Consumer-grade bullet proof panels have long benefited from military research. Admittedly, some past military innovations–like cost-effective sawdust-and-ice “pykrete” armor–turned out to have limited applications for your average American business. But battlefield experiments continue to hint at future bullet proof panel innovations.
MILITARY ADVANCES IN BULLET RESISTANT PANELS
Cutting edge research into magnetorheological fluid armor, single-walled carbon nanotubes, and multiblock copolymer polyurethane offer a glimpse of the sorts of bullet resistant panels that could be commonplace in just a few decades. After all, just a few years ago plate steel was the best an average citizen could hope for when it came to protecting his business or home. Today, thanks to advances in military research and industrial production processes, light and inexpensive DuPont™ Kevlar® fiber-based bullet resistant panels are regularly used to protect even the humblest 24/7 gas station or convenience store. As armed criminals continue to gravitate toward larger calibers and more powerful ammunition, we look to battlefield innovations when imagining tomorrows ballistic security installations.
ELECTRIC ARMOR BULLET PROOF PANELS
Look at ongoing experiments with electric and electromagnetic armor. These systems use pairs of electrically charged plates to, in essence, transform an entire bullet proof panel into a giant supercapacitor. When struck by a projectile, the charged panel releases a sudden burst of high voltage to create a powerful electromagnetic field that can slow, stop, and even vaporize military kinetic rounds and shaped charges (the bane of armored vehicles).

● Task to complete: Extend the article on military research and bullet resistant panels, picking up after its last sentence.

● Records:

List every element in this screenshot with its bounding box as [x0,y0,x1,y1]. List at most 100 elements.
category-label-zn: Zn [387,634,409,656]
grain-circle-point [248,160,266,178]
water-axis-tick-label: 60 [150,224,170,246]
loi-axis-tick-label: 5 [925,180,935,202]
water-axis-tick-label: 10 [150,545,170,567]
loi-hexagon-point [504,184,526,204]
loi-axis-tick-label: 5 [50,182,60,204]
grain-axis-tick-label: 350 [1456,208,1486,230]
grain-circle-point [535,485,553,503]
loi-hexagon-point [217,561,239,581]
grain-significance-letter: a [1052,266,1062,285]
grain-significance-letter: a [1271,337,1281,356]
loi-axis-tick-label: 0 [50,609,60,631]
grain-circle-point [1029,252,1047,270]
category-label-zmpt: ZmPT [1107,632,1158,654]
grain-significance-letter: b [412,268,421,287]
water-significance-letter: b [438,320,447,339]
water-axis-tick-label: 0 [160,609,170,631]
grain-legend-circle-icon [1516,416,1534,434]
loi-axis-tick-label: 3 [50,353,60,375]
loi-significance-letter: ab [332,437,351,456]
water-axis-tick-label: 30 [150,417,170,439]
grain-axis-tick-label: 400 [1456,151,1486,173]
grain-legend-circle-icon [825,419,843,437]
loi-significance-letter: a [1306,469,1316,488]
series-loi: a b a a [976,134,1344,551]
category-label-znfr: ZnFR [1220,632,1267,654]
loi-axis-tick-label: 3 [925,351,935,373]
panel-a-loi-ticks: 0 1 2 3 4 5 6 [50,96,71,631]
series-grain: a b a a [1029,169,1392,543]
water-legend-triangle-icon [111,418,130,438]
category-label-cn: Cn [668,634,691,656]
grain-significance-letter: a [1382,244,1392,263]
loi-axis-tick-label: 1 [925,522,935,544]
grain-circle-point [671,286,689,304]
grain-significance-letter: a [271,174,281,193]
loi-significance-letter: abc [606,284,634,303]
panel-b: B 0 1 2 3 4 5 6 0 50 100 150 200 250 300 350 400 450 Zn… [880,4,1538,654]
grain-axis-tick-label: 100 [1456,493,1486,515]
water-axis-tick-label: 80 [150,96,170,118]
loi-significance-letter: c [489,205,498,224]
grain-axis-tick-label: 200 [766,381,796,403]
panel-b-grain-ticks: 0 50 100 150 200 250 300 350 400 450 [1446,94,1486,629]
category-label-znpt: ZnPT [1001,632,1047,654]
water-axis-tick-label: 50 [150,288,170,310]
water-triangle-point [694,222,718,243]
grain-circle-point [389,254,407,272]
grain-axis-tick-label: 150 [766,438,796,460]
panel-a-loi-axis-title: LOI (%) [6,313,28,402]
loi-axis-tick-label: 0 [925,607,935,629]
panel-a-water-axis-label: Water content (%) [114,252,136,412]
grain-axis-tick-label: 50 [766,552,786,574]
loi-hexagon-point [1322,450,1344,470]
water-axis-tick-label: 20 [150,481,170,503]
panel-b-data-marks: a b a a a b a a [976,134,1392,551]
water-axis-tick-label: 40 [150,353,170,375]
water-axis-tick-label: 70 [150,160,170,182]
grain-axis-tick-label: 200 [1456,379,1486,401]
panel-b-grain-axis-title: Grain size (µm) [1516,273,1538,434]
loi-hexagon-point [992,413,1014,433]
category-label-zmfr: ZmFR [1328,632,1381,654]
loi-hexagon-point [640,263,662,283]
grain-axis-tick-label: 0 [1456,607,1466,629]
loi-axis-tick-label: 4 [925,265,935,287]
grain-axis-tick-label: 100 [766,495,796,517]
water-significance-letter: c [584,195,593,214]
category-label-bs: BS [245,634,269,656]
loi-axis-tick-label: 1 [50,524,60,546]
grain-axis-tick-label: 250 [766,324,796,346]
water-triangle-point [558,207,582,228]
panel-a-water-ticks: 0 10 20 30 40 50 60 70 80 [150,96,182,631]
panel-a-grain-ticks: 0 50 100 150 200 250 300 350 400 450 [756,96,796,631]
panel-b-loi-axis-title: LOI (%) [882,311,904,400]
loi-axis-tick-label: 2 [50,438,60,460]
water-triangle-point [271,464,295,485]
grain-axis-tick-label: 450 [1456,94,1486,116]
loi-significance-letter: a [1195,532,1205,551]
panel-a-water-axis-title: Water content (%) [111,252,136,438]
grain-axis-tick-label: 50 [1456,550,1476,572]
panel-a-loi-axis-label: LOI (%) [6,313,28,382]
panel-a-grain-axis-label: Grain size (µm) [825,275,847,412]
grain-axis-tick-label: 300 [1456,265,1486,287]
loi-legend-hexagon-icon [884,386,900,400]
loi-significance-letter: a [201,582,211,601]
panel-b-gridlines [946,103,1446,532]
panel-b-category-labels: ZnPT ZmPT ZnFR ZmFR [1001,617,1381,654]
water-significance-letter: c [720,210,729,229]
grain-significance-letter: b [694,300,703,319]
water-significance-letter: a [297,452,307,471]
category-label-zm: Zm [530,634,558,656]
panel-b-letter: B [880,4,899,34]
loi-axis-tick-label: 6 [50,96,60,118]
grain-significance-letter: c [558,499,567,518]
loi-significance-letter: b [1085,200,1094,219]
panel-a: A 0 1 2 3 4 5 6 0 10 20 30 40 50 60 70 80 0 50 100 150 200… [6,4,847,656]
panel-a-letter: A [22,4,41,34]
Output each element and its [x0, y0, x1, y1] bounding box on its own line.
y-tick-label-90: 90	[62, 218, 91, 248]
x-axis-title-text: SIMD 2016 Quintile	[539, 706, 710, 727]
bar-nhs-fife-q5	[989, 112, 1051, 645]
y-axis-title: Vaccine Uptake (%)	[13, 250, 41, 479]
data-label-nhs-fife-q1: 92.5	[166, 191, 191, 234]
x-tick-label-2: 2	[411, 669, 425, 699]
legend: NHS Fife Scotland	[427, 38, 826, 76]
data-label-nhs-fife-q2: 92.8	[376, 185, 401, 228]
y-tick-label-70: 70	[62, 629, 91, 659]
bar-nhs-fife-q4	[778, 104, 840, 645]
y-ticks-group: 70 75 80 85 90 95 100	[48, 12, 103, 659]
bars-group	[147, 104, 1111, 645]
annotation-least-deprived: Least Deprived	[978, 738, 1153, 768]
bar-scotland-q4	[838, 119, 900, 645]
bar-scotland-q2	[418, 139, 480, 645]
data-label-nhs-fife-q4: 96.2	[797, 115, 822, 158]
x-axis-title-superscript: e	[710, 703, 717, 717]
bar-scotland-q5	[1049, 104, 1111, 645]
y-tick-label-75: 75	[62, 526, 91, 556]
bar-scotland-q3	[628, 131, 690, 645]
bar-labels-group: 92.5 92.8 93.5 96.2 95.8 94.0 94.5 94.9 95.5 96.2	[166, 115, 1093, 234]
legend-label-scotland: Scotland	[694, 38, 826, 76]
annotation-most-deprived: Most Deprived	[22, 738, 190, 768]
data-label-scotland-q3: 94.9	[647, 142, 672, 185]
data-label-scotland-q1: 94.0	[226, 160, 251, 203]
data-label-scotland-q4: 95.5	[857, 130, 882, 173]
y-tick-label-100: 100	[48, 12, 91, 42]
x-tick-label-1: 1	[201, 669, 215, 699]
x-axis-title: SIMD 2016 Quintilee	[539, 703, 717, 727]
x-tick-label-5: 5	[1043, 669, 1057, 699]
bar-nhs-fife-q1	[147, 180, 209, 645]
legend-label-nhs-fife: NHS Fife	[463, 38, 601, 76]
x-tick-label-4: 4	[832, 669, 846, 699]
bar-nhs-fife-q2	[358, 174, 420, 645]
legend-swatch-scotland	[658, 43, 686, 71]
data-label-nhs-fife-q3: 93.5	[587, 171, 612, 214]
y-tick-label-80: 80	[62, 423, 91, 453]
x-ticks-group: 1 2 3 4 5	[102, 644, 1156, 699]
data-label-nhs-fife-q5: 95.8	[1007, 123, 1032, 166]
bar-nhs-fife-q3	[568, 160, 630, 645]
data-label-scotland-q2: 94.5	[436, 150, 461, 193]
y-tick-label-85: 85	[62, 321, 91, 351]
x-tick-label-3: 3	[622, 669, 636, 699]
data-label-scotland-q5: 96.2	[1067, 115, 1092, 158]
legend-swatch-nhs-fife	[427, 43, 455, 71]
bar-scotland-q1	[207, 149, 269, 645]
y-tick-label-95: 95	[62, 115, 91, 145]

● Response for this exercise:
Traditionally, this would have had limited applications in the consumer world: Most guns are chambered for rounds with lead bullets or shot–which are neither magnetic nor good conductors. Thankfully, lead projectiles are relatively soft, and easily stopped by conventional fiberglass-based bullet resistant panels.
But there is growing concern about the increased penetration of so-called “armor piercing” rounds. For small arms, armor-piercing bullets are almost invariably made from either hardened steel or a cupronickel alloy–both of which are magnetic. Even the commonplace 12-gauge shotgun shell–which traditionally fires lead shot–has gotten a make-over: Owing to environmental regulations, traditional lead shot is increasingly replaced by steel shot, iron-alloys, or tungsten-nickel-tin concoctions, all of which would be susceptible to the power “force field” generated by electric armor.
EVEN MORE BATTLEFIELD BULLET PROOF PANEL INNOVATIONS
What else does military research have to offer the Kwik-E-Mart graveyard shift? Well, it’s a little tough to imagine the civilian application, but there’s still the possibility of developing bullet resistant panels using the principals of explosive-reactive armor!